◆ **Work to complete**
Extract all lines from the data beneath that include the word "page".

◆ **Input rows**

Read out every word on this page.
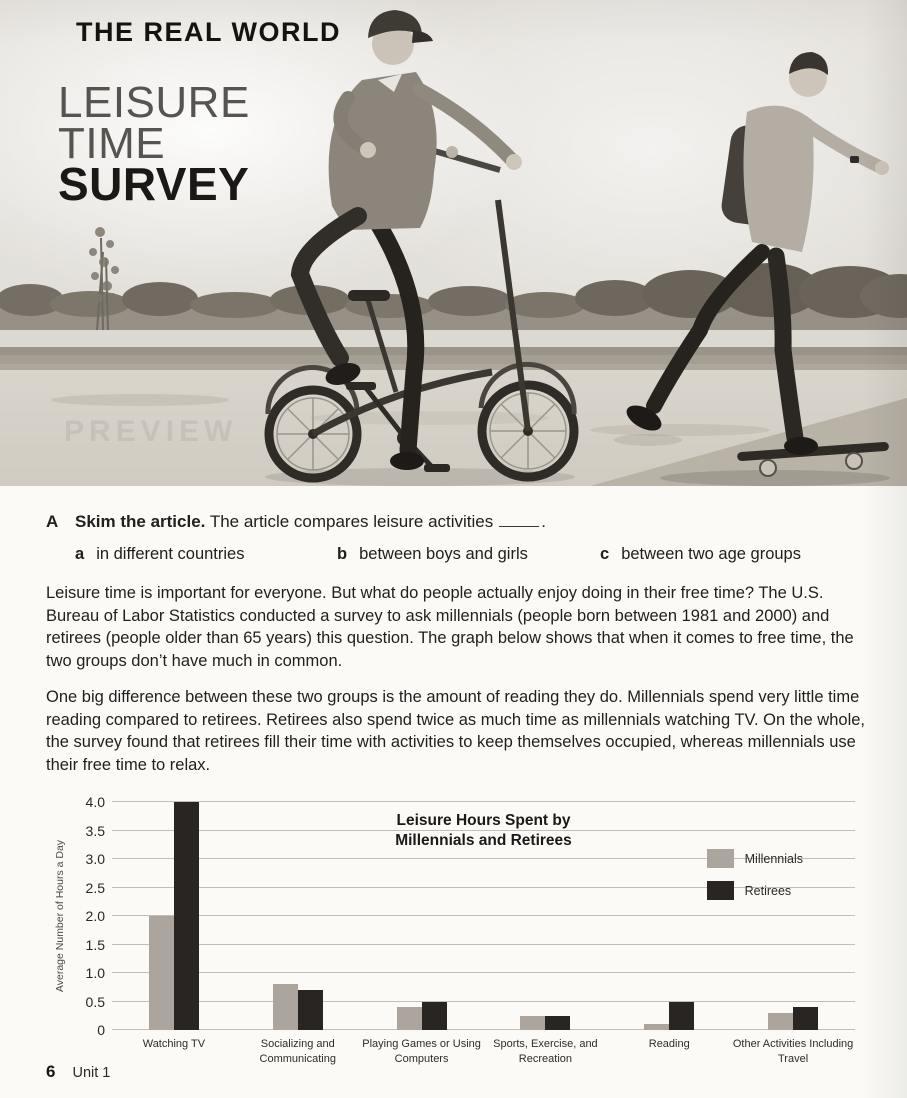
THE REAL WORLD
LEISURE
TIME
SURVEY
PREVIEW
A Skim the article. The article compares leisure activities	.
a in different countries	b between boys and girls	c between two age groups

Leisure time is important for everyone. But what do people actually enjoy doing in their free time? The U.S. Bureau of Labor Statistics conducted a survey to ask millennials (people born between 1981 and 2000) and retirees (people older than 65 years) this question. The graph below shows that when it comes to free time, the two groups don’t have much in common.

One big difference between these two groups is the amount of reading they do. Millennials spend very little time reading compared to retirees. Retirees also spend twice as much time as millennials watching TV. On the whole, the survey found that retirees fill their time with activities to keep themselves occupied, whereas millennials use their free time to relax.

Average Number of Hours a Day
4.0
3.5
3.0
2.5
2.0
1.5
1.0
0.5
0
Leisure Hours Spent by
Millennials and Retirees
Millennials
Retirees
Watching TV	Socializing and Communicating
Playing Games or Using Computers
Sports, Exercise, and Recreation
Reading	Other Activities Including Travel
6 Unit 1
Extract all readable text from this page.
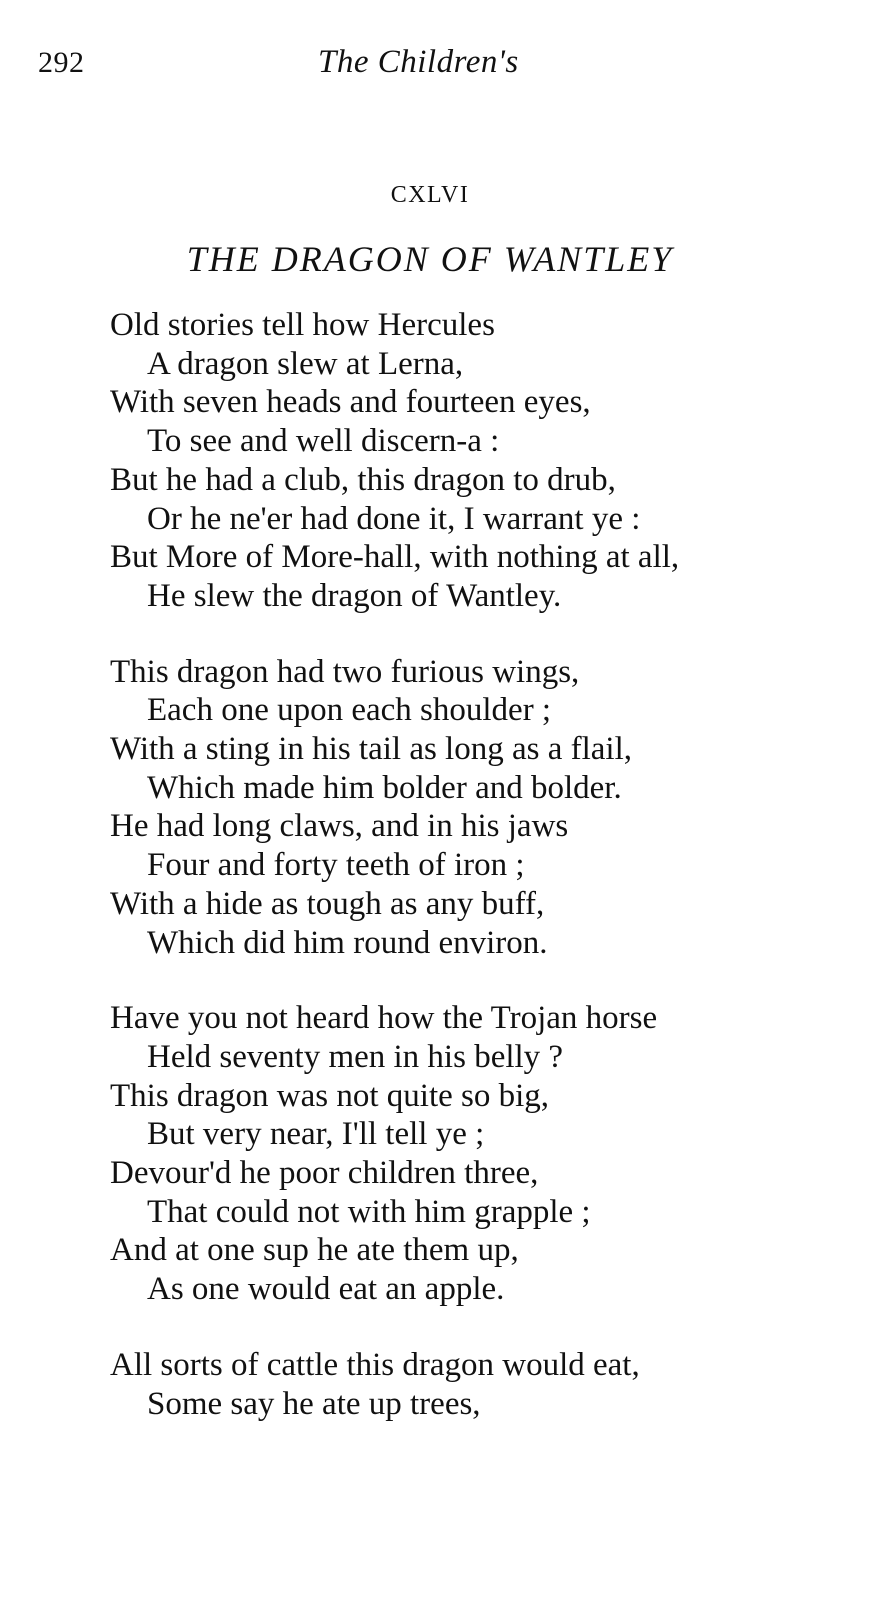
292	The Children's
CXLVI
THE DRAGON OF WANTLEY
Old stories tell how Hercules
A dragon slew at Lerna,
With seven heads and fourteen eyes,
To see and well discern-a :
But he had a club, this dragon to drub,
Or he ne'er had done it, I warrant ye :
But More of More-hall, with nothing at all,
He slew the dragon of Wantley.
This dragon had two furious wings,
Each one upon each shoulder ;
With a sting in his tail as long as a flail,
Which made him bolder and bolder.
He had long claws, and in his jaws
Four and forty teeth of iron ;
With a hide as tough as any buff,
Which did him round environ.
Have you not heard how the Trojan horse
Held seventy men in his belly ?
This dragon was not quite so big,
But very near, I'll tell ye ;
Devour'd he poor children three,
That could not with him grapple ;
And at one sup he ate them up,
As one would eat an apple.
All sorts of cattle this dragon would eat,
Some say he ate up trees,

...

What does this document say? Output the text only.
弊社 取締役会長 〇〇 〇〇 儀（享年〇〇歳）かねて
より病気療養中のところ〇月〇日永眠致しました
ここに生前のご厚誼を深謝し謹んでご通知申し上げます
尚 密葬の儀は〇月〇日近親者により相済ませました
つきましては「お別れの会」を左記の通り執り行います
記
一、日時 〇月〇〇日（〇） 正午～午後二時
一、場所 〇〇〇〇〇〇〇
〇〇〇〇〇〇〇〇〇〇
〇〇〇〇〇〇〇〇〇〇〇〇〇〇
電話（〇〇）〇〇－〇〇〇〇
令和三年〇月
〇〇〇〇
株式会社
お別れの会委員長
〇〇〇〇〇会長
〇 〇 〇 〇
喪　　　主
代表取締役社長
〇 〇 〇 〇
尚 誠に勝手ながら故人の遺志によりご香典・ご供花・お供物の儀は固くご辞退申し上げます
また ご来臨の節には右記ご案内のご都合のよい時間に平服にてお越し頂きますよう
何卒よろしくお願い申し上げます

* * *

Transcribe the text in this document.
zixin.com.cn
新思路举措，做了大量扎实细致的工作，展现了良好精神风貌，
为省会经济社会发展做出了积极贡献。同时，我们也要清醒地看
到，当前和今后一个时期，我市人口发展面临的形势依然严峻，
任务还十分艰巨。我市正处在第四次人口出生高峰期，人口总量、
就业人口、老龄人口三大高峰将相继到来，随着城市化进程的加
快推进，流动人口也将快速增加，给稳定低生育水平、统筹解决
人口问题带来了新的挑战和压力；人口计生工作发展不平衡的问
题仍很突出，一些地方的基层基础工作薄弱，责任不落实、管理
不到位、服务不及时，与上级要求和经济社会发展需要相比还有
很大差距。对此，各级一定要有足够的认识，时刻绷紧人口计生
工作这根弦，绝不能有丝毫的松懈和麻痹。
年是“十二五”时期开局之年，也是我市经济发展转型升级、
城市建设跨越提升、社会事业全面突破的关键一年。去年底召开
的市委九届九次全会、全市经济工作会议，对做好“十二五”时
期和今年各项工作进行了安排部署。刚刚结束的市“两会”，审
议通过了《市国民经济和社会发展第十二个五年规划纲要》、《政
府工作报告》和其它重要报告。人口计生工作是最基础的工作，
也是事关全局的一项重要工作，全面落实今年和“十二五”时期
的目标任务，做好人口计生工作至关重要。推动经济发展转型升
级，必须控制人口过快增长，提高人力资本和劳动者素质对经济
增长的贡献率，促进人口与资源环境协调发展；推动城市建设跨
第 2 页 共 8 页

◆ **Solution for this task**
Read out every word on this page.
Extract all readable text from this page.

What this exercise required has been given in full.